» WHAT YOU NEED TO DO
Leave out the pictures and transcribe the rest of the records exactly.

━━ RECORDS SUPPLIED ━━

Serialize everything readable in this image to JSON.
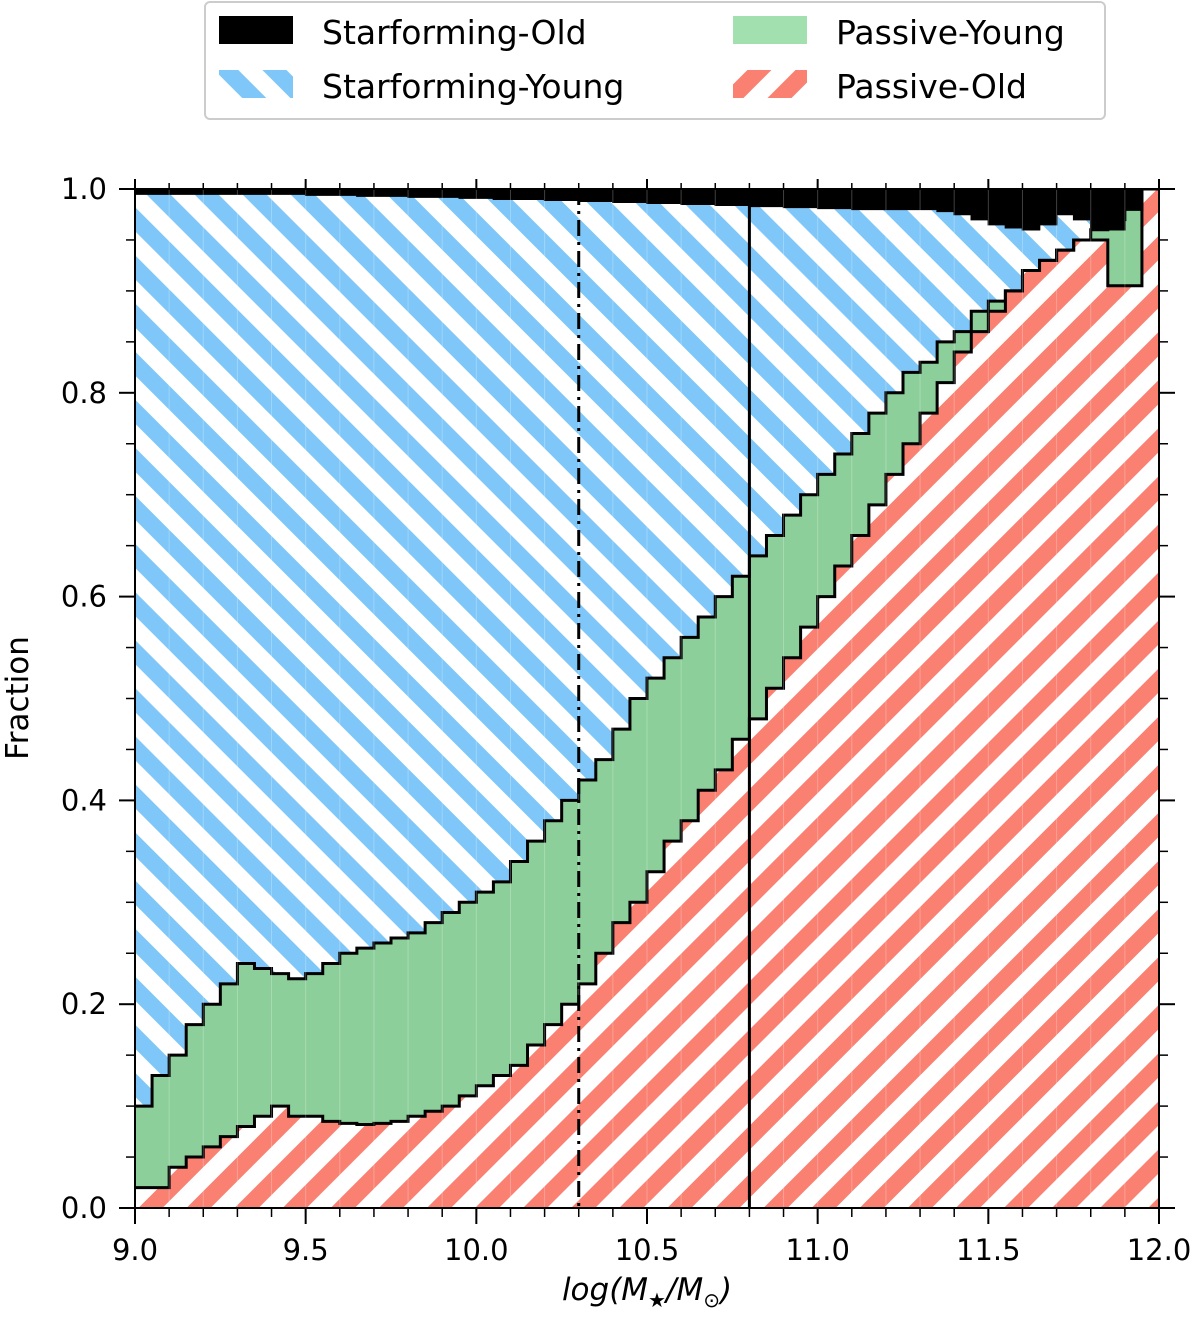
{
  "chart_data": {
    "type": "area",
    "stacked": true,
    "step": true,
    "title": "",
    "xlabel_prefix": "log(",
    "xlabel_m": "M",
    "xlabel_star_sub": "★",
    "xlabel_sep": "/",
    "xlabel_sun_sub": "⊙",
    "xlabel_suffix": ")",
    "ylabel": "Fraction",
    "xlim": [
      9.0,
      12.0
    ],
    "ylim": [
      0.0,
      1.0
    ],
    "xticks": [
      "9.0",
      "9.5",
      "10.0",
      "10.5",
      "11.0",
      "11.5",
      "12.0"
    ],
    "yticks": [
      "0.0",
      "0.2",
      "0.4",
      "0.6",
      "0.8",
      "1.0"
    ],
    "legend_position": "top, outside plot, 2 columns",
    "bin_edges_start": 9.0,
    "bin_edges_end": 12.0,
    "bin_count": 60,
    "series": [
      {
        "name": "Passive-Old",
        "color": "#fa8072",
        "pattern": "hatch-slash",
        "cumulative_top": [
          0.02,
          0.02,
          0.04,
          0.05,
          0.06,
          0.07,
          0.08,
          0.09,
          0.1,
          0.09,
          0.09,
          0.085,
          0.083,
          0.082,
          0.083,
          0.085,
          0.09,
          0.095,
          0.1,
          0.11,
          0.12,
          0.13,
          0.14,
          0.16,
          0.18,
          0.2,
          0.22,
          0.25,
          0.28,
          0.3,
          0.33,
          0.36,
          0.38,
          0.41,
          0.43,
          0.46,
          0.48,
          0.51,
          0.54,
          0.57,
          0.6,
          0.63,
          0.66,
          0.69,
          0.72,
          0.75,
          0.78,
          0.81,
          0.84,
          0.86,
          0.88,
          0.9,
          0.92,
          0.93,
          0.94,
          0.95,
          0.95,
          0.905,
          0.905,
          1.0
        ]
      },
      {
        "name": "Passive-Young",
        "color": "#90d7a0",
        "pattern": "solid",
        "cumulative_top": [
          0.1,
          0.13,
          0.15,
          0.18,
          0.2,
          0.22,
          0.24,
          0.235,
          0.23,
          0.225,
          0.23,
          0.24,
          0.25,
          0.255,
          0.26,
          0.265,
          0.27,
          0.28,
          0.29,
          0.3,
          0.31,
          0.32,
          0.34,
          0.36,
          0.38,
          0.4,
          0.42,
          0.44,
          0.47,
          0.5,
          0.52,
          0.54,
          0.56,
          0.58,
          0.6,
          0.62,
          0.64,
          0.66,
          0.68,
          0.7,
          0.72,
          0.74,
          0.76,
          0.78,
          0.8,
          0.82,
          0.83,
          0.85,
          0.86,
          0.88,
          0.89,
          0.9,
          0.92,
          0.93,
          0.94,
          0.95,
          0.96,
          0.97,
          0.98,
          1.0
        ]
      },
      {
        "name": "Starforming-Young",
        "color": "#7fc7f8",
        "pattern": "hatch-backslash",
        "cumulative_top": [
          0.995,
          0.995,
          0.995,
          0.995,
          0.995,
          0.995,
          0.995,
          0.995,
          0.995,
          0.995,
          0.994,
          0.994,
          0.994,
          0.993,
          0.993,
          0.993,
          0.992,
          0.992,
          0.992,
          0.991,
          0.991,
          0.99,
          0.99,
          0.99,
          0.989,
          0.989,
          0.988,
          0.988,
          0.987,
          0.987,
          0.986,
          0.986,
          0.985,
          0.985,
          0.984,
          0.984,
          0.983,
          0.983,
          0.982,
          0.982,
          0.981,
          0.981,
          0.98,
          0.98,
          0.98,
          0.98,
          0.98,
          0.978,
          0.975,
          0.97,
          0.965,
          0.962,
          0.96,
          0.965,
          0.975,
          0.97,
          0.96,
          0.96,
          0.98,
          1.0
        ]
      },
      {
        "name": "Starforming-Old",
        "color": "#000000",
        "pattern": "solid",
        "cumulative_top": [
          1.0,
          1.0,
          1.0,
          1.0,
          1.0,
          1.0,
          1.0,
          1.0,
          1.0,
          1.0,
          1.0,
          1.0,
          1.0,
          1.0,
          1.0,
          1.0,
          1.0,
          1.0,
          1.0,
          1.0,
          1.0,
          1.0,
          1.0,
          1.0,
          1.0,
          1.0,
          1.0,
          1.0,
          1.0,
          1.0,
          1.0,
          1.0,
          1.0,
          1.0,
          1.0,
          1.0,
          1.0,
          1.0,
          1.0,
          1.0,
          1.0,
          1.0,
          1.0,
          1.0,
          1.0,
          1.0,
          1.0,
          1.0,
          1.0,
          1.0,
          1.0,
          1.0,
          1.0,
          1.0,
          1.0,
          1.0,
          1.0,
          1.0,
          1.0,
          1.0
        ]
      }
    ],
    "legend_order": [
      "Starforming-Old",
      "Passive-Young",
      "Starforming-Young",
      "Passive-Old"
    ],
    "vertical_lines": [
      {
        "x": 10.3,
        "style": "dashdot",
        "color": "#000000"
      },
      {
        "x": 10.8,
        "style": "solid",
        "color": "#000000"
      }
    ]
  }
}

━━━

» TASK RESPONSE
Serialize everything readable in this image to JSON.
{
  "chart_data": {
    "type": "area",
    "stacked": true,
    "step": true,
    "title": "",
    "xlabel_prefix": "log(",
    "xlabel_m": "M",
    "xlabel_star_sub": "★",
    "xlabel_sep": "/",
    "xlabel_sun_sub": "⊙",
    "xlabel_suffix": ")",
    "ylabel": "Fraction",
    "xlim": [
      9.0,
      12.0
    ],
    "ylim": [
      0.0,
      1.0
    ],
    "xticks": [
      "9.0",
      "9.5",
      "10.0",
      "10.5",
      "11.0",
      "11.5",
      "12.0"
    ],
    "yticks": [
      "0.0",
      "0.2",
      "0.4",
      "0.6",
      "0.8",
      "1.0"
    ],
    "legend_position": "top, outside plot, 2 columns",
    "bin_edges_start": 9.0,
    "bin_edges_end": 12.0,
    "bin_count": 60,
    "series": [
      {
        "name": "Passive-Old",
        "color": "#fa8072",
        "pattern": "hatch-slash",
        "cumulative_top": [
          0.02,
          0.02,
          0.04,
          0.05,
          0.06,
          0.07,
          0.08,
          0.09,
          0.1,
          0.09,
          0.09,
          0.085,
          0.083,
          0.082,
          0.083,
          0.085,
          0.09,
          0.095,
          0.1,
          0.11,
          0.12,
          0.13,
          0.14,
          0.16,
          0.18,
          0.2,
          0.22,
          0.25,
          0.28,
          0.3,
          0.33,
          0.36,
          0.38,
          0.41,
          0.43,
          0.46,
          0.48,
          0.51,
          0.54,
          0.57,
          0.6,
          0.63,
          0.66,
          0.69,
          0.72,
          0.75,
          0.78,
          0.81,
          0.84,
          0.86,
          0.88,
          0.9,
          0.92,
          0.93,
          0.94,
          0.95,
          0.95,
          0.905,
          0.905,
          1.0
        ]
      },
      {
        "name": "Passive-Young",
        "color": "#90d7a0",
        "pattern": "solid",
        "cumulative_top": [
          0.1,
          0.13,
          0.15,
          0.18,
          0.2,
          0.22,
          0.24,
          0.235,
          0.23,
          0.225,
          0.23,
          0.24,
          0.25,
          0.255,
          0.26,
          0.265,
          0.27,
          0.28,
          0.29,
          0.3,
          0.31,
          0.32,
          0.34,
          0.36,
          0.38,
          0.4,
          0.42,
          0.44,
          0.47,
          0.5,
          0.52,
          0.54,
          0.56,
          0.58,
          0.6,
          0.62,
          0.64,
          0.66,
          0.68,
          0.7,
          0.72,
          0.74,
          0.76,
          0.78,
          0.8,
          0.82,
          0.83,
          0.85,
          0.86,
          0.88,
          0.89,
          0.9,
          0.92,
          0.93,
          0.94,
          0.95,
          0.96,
          0.97,
          0.98,
          1.0
        ]
      },
      {
        "name": "Starforming-Young",
        "color": "#7fc7f8",
        "pattern": "hatch-backslash",
        "cumulative_top": [
          0.995,
          0.995,
          0.995,
          0.995,
          0.995,
          0.995,
          0.995,
          0.995,
          0.995,
          0.995,
          0.994,
          0.994,
          0.994,
          0.993,
          0.993,
          0.993,
          0.992,
          0.992,
          0.992,
          0.991,
          0.991,
          0.99,
          0.99,
          0.99,
          0.989,
          0.989,
          0.988,
          0.988,
          0.987,
          0.987,
          0.986,
          0.986,
          0.985,
          0.985,
          0.984,
          0.984,
          0.983,
          0.983,
          0.982,
          0.982,
          0.981,
          0.981,
          0.98,
          0.98,
          0.98,
          0.98,
          0.98,
          0.978,
          0.975,
          0.97,
          0.965,
          0.962,
          0.96,
          0.965,
          0.975,
          0.97,
          0.96,
          0.96,
          0.98,
          1.0
        ]
      },
      {
        "name": "Starforming-Old",
        "color": "#000000",
        "pattern": "solid",
        "cumulative_top": [
          1.0,
          1.0,
          1.0,
          1.0,
          1.0,
          1.0,
          1.0,
          1.0,
          1.0,
          1.0,
          1.0,
          1.0,
          1.0,
          1.0,
          1.0,
          1.0,
          1.0,
          1.0,
          1.0,
          1.0,
          1.0,
          1.0,
          1.0,
          1.0,
          1.0,
          1.0,
          1.0,
          1.0,
          1.0,
          1.0,
          1.0,
          1.0,
          1.0,
          1.0,
          1.0,
          1.0,
          1.0,
          1.0,
          1.0,
          1.0,
          1.0,
          1.0,
          1.0,
          1.0,
          1.0,
          1.0,
          1.0,
          1.0,
          1.0,
          1.0,
          1.0,
          1.0,
          1.0,
          1.0,
          1.0,
          1.0,
          1.0,
          1.0,
          1.0,
          1.0
        ]
      }
    ],
    "legend_order": [
      "Starforming-Old",
      "Passive-Young",
      "Starforming-Young",
      "Passive-Old"
    ],
    "vertical_lines": [
      {
        "x": 10.3,
        "style": "dashdot",
        "color": "#000000"
      },
      {
        "x": 10.8,
        "style": "solid",
        "color": "#000000"
      }
    ]
  }
}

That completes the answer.